- [DIRECTIONS]
Report all lines from the entries below in which "Software" appears.

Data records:
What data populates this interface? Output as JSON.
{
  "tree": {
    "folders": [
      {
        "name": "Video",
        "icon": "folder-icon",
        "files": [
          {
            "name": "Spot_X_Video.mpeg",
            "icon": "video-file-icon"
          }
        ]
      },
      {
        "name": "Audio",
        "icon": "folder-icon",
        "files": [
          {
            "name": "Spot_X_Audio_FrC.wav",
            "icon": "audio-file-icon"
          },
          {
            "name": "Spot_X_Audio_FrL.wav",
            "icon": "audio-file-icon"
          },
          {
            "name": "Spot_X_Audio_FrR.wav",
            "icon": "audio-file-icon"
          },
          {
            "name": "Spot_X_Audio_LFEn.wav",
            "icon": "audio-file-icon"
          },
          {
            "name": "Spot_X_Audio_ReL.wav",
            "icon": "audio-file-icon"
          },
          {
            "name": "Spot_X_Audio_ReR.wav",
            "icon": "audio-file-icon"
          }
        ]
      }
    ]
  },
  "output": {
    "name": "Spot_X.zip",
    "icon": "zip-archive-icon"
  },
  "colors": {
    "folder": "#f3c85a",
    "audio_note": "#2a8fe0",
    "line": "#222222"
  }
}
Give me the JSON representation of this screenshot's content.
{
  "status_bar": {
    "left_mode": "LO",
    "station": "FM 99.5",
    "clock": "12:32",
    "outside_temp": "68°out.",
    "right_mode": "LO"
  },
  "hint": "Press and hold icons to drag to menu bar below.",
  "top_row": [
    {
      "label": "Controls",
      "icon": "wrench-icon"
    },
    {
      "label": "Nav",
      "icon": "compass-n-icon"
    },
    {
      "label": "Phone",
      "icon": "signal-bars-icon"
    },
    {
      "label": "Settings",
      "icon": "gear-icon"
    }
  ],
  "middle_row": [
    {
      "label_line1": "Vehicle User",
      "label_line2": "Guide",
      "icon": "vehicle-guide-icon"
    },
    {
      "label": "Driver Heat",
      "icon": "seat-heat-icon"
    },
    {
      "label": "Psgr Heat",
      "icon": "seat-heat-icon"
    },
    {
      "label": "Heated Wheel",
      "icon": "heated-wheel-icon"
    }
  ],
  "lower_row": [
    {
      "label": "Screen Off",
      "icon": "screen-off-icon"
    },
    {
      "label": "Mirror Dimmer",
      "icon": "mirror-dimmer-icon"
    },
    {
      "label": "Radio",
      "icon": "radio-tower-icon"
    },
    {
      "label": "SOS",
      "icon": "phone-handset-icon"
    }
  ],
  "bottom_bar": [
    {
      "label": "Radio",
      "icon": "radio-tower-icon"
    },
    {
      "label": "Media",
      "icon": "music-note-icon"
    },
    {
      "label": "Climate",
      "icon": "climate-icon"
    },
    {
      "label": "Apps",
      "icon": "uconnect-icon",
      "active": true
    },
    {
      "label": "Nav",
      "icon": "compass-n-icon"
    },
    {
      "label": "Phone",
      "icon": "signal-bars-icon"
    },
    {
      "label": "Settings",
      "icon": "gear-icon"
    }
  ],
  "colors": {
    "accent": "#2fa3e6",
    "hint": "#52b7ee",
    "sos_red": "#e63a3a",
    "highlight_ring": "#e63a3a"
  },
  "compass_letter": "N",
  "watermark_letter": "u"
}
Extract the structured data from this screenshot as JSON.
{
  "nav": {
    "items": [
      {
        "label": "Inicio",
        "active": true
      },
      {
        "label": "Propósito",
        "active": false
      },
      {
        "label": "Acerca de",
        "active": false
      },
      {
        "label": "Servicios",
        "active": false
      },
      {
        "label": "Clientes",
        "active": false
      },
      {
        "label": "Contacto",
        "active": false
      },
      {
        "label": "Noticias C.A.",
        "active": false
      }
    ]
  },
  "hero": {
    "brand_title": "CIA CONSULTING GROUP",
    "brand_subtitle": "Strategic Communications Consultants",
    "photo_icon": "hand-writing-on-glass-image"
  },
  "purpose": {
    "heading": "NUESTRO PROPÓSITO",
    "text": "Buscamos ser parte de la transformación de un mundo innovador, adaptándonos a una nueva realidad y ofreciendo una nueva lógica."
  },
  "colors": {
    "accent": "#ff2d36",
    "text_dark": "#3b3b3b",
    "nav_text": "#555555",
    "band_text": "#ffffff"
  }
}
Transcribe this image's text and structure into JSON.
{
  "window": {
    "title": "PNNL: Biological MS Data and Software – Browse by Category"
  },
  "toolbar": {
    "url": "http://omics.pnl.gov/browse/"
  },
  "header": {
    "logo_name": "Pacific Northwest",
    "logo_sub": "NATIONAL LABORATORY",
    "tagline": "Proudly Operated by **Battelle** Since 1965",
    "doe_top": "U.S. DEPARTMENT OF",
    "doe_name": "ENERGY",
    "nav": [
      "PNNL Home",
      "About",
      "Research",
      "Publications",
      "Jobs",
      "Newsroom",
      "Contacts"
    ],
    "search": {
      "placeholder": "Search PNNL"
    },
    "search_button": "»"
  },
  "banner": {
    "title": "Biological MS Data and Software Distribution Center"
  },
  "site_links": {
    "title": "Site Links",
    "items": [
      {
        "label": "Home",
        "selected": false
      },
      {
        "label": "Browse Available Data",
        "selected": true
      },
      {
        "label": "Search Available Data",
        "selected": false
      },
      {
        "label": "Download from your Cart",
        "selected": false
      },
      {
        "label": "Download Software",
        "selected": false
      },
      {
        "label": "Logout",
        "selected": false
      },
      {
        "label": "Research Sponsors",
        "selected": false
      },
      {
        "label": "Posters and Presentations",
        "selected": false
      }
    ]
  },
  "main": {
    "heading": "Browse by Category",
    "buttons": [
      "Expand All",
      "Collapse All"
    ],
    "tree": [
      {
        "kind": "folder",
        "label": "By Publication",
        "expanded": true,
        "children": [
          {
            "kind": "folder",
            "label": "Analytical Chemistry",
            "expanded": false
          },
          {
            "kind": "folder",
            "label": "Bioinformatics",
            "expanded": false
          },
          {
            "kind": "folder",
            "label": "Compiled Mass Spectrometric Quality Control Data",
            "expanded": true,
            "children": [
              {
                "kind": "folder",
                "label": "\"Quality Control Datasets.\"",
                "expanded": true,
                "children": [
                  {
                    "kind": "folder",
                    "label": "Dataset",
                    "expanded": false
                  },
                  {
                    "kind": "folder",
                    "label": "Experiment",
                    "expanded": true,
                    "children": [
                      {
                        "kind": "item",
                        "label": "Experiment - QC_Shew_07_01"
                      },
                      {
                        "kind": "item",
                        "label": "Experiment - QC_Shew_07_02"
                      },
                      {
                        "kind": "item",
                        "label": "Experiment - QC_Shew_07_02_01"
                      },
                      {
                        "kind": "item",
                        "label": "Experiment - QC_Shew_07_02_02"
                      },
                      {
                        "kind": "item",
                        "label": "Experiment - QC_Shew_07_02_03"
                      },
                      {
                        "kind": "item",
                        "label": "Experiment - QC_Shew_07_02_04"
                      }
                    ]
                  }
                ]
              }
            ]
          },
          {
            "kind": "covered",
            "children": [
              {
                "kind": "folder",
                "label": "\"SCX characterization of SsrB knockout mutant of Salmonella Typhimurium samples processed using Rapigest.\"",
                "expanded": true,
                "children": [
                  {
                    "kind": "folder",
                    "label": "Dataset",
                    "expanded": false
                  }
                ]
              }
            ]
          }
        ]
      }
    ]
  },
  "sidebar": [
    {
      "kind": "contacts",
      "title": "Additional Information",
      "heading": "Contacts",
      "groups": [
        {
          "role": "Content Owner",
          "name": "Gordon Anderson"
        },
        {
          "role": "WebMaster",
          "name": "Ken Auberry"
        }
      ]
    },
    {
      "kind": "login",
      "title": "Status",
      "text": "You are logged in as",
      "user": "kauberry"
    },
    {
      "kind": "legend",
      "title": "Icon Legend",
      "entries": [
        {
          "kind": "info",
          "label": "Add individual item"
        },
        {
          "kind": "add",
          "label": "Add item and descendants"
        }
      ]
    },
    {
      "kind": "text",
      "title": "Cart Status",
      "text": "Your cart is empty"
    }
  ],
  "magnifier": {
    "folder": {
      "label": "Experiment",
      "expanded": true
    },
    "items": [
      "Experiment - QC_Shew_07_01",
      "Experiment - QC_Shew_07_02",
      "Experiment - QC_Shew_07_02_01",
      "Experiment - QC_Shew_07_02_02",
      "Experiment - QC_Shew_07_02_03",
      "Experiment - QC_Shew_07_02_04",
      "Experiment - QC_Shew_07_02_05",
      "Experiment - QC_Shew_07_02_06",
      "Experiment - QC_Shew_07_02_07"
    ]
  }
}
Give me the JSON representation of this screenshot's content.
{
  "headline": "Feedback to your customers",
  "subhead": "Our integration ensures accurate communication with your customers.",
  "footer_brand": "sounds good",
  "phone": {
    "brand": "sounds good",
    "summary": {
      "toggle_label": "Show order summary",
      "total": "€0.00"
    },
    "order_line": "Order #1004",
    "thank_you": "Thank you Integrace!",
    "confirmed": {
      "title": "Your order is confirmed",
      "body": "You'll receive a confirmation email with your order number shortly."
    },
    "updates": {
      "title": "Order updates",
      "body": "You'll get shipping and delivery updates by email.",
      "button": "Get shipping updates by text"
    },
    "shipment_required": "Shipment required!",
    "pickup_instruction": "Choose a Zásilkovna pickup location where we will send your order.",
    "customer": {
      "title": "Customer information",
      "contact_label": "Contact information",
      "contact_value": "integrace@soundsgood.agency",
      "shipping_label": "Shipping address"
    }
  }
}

- [TASK SOLUTION]
    "title": "PNNL: Biological MS Data and Software – Browse by Category"
    "title": "Biological MS Data and Software Distribution Center"
        "label": "Download Software",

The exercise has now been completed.